> **Directions**
Each line of the data that includes the string "this" is to be copied out.
☆ ☆ ☆ ☆
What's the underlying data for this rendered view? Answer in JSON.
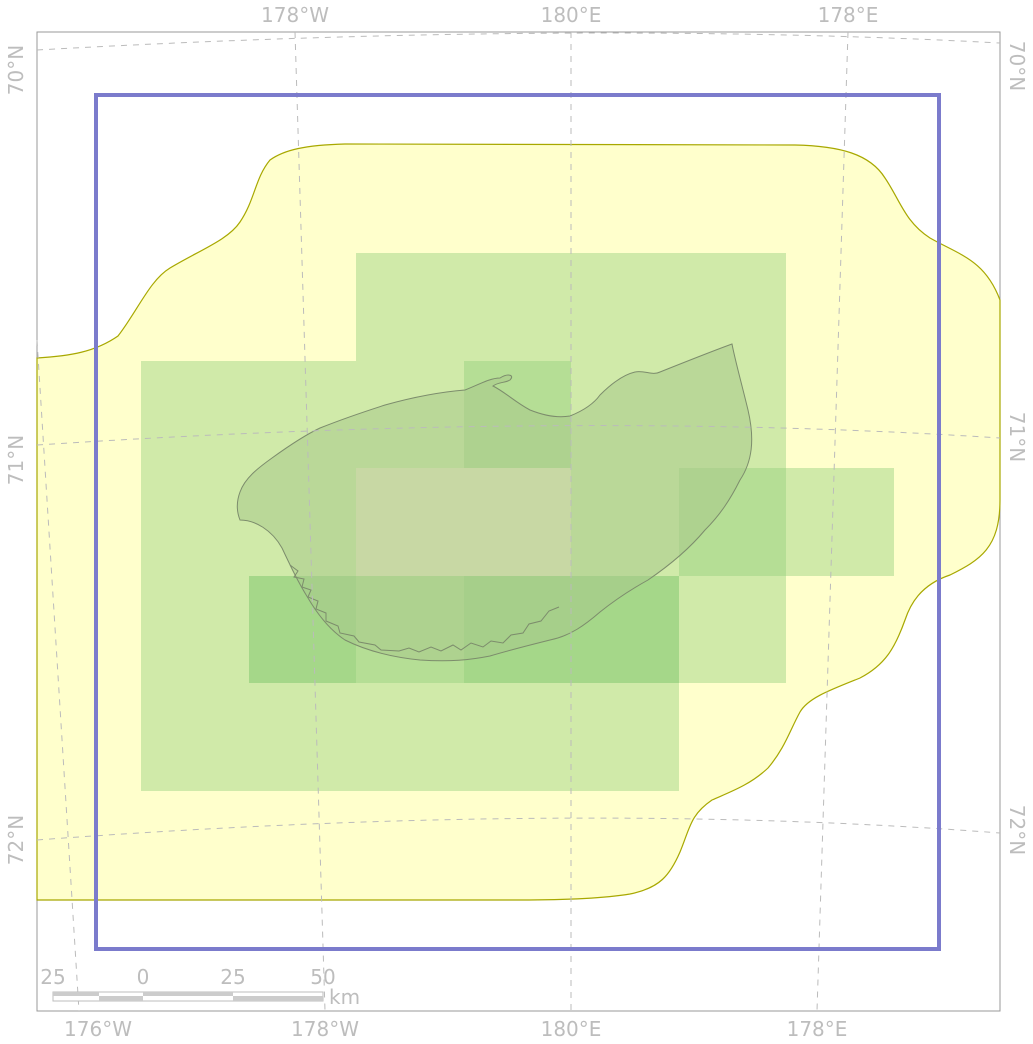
{
  "graticule": {
    "top": [
      "178°W",
      "180°E",
      "178°E"
    ],
    "bottom": [
      "176°W",
      "178°W",
      "180°E",
      "178°E"
    ],
    "left": [
      "70°N",
      "71°N",
      "72°N"
    ],
    "right": [
      "70°N",
      "71°N",
      "72°N"
    ]
  },
  "scalebar": {
    "ticks": [
      "25",
      "0",
      "25",
      "50"
    ],
    "unit": "km"
  },
  "colors": {
    "buffer_fill": "#ffffcc",
    "buffer_stroke": "#a8a800",
    "cell_fill": "#8fcc7a",
    "island_fill": "#a8c88a",
    "island_stroke": "#7c8c6c",
    "frame": "#7b7bcc",
    "graticule": "#bbbbbb",
    "label": "#bdbdbd"
  },
  "layers": {
    "buffer": "buffer-area",
    "cells": "grid-cells",
    "island": "island",
    "frame": "study-extent-frame"
  }
}
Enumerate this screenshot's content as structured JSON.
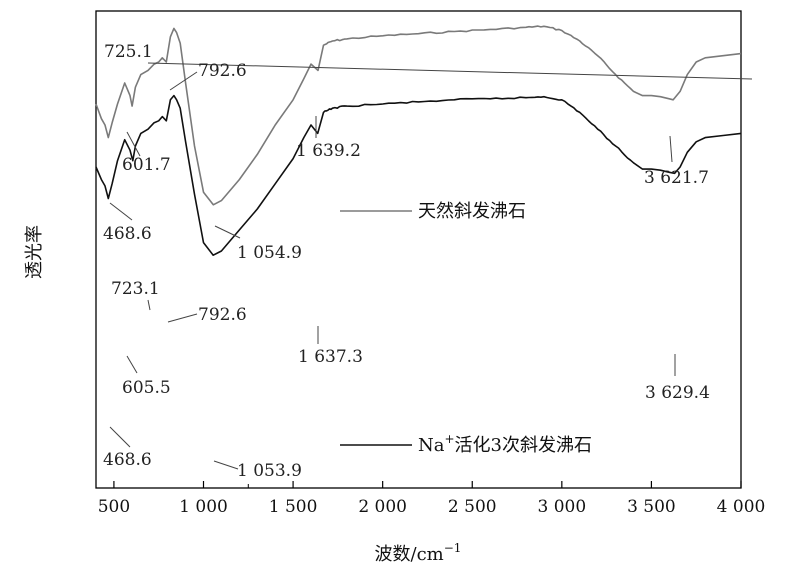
{
  "chart_data": {
    "type": "line",
    "xlabel": "波数/cm",
    "xlabel_sup": "−1",
    "ylabel": "透光率",
    "xlim": [
      400,
      4000
    ],
    "xticks": [
      {
        "value": 500,
        "label": "500"
      },
      {
        "value": 1000,
        "label": "1 000"
      },
      {
        "value": 1500,
        "label": "1 500"
      },
      {
        "value": 2000,
        "label": "2 000"
      },
      {
        "value": 2500,
        "label": "2 500"
      },
      {
        "value": 3000,
        "label": "3 000"
      },
      {
        "value": 3500,
        "label": "3 500"
      },
      {
        "value": 4000,
        "label": "4 000"
      }
    ],
    "legend_position": "inside-middle",
    "series": [
      {
        "name": "天然斜发沸石",
        "name_prefix": "",
        "name_sup": "",
        "color": "#7a7a7a",
        "x": [
          400,
          430,
          450,
          468.6,
          490,
          520,
          560,
          590,
          601.7,
          620,
          650,
          690,
          725.1,
          750,
          770,
          792.6,
          815,
          835,
          850,
          870,
          900,
          950,
          1000,
          1054.9,
          1100,
          1200,
          1300,
          1400,
          1500,
          1560,
          1600,
          1639.2,
          1670,
          1720,
          1800,
          2000,
          2200,
          2400,
          2600,
          2800,
          2900,
          3000,
          3100,
          3200,
          3300,
          3400,
          3450,
          3500,
          3550,
          3600,
          3621.7,
          3660,
          3700,
          3750,
          3800,
          3900,
          4000
        ],
        "y": [
          60,
          53,
          50,
          44,
          51,
          60,
          70,
          64,
          59,
          68,
          74,
          76,
          79,
          80,
          82,
          80,
          92,
          96,
          94,
          89,
          70,
          40,
          18,
          12,
          14,
          24,
          36,
          50,
          62,
          72,
          79,
          76,
          88,
          90,
          91,
          92.5,
          93.5,
          94.5,
          95.5,
          96.5,
          97,
          95,
          90,
          83,
          74,
          66,
          64,
          64,
          63.5,
          62.5,
          62,
          66,
          74,
          80,
          82,
          83,
          84
        ]
      },
      {
        "name": "活化3次斜发沸石",
        "name_prefix": "Na",
        "name_sup": "+",
        "color": "#111111",
        "x": [
          400,
          430,
          450,
          468.6,
          490,
          520,
          560,
          590,
          605.5,
          620,
          650,
          690,
          723.1,
          750,
          770,
          792.6,
          815,
          835,
          850,
          870,
          900,
          950,
          1000,
          1053.9,
          1100,
          1200,
          1300,
          1400,
          1500,
          1560,
          1600,
          1637.3,
          1670,
          1720,
          1800,
          2000,
          2200,
          2400,
          2600,
          2800,
          2900,
          3000,
          3100,
          3200,
          3300,
          3400,
          3450,
          3500,
          3550,
          3600,
          3629.4,
          3660,
          3700,
          3750,
          3800,
          3900,
          4000
        ],
        "y": [
          30,
          24,
          21,
          15,
          22,
          33,
          43,
          38,
          33,
          40,
          46,
          48,
          51,
          52,
          54,
          52,
          62,
          64,
          62,
          58,
          42,
          17,
          -6,
          -12,
          -10,
          0,
          10,
          22,
          34,
          44,
          50,
          46,
          56,
          58,
          59,
          60,
          61,
          62,
          62.5,
          63,
          63.5,
          62,
          56,
          48,
          40,
          32,
          29,
          29,
          28.5,
          27.5,
          27,
          30,
          37,
          42,
          44,
          45,
          46
        ]
      }
    ],
    "annotations": [
      {
        "text": "725.1",
        "series": 0
      },
      {
        "text": "792.6",
        "series": 0
      },
      {
        "text": "601.7",
        "series": 0
      },
      {
        "text": "468.6",
        "series": 0
      },
      {
        "text": "1 054.9",
        "series": 0
      },
      {
        "text": "1 639.2",
        "series": 0
      },
      {
        "text": "3 621.7",
        "series": 0
      },
      {
        "text": "723.1",
        "series": 1
      },
      {
        "text": "792.6",
        "series": 1
      },
      {
        "text": "605.5",
        "series": 1
      },
      {
        "text": "468.6",
        "series": 1
      },
      {
        "text": "1 053.9",
        "series": 1
      },
      {
        "text": "1 637.3",
        "series": 1
      },
      {
        "text": "3 629.4",
        "series": 1
      }
    ]
  }
}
☆ ☆ ☆ ☆
> **Written response**
What's the underlying data for this rendered view? Answer in JSON.
Enumerate this screenshot's content as structured JSON.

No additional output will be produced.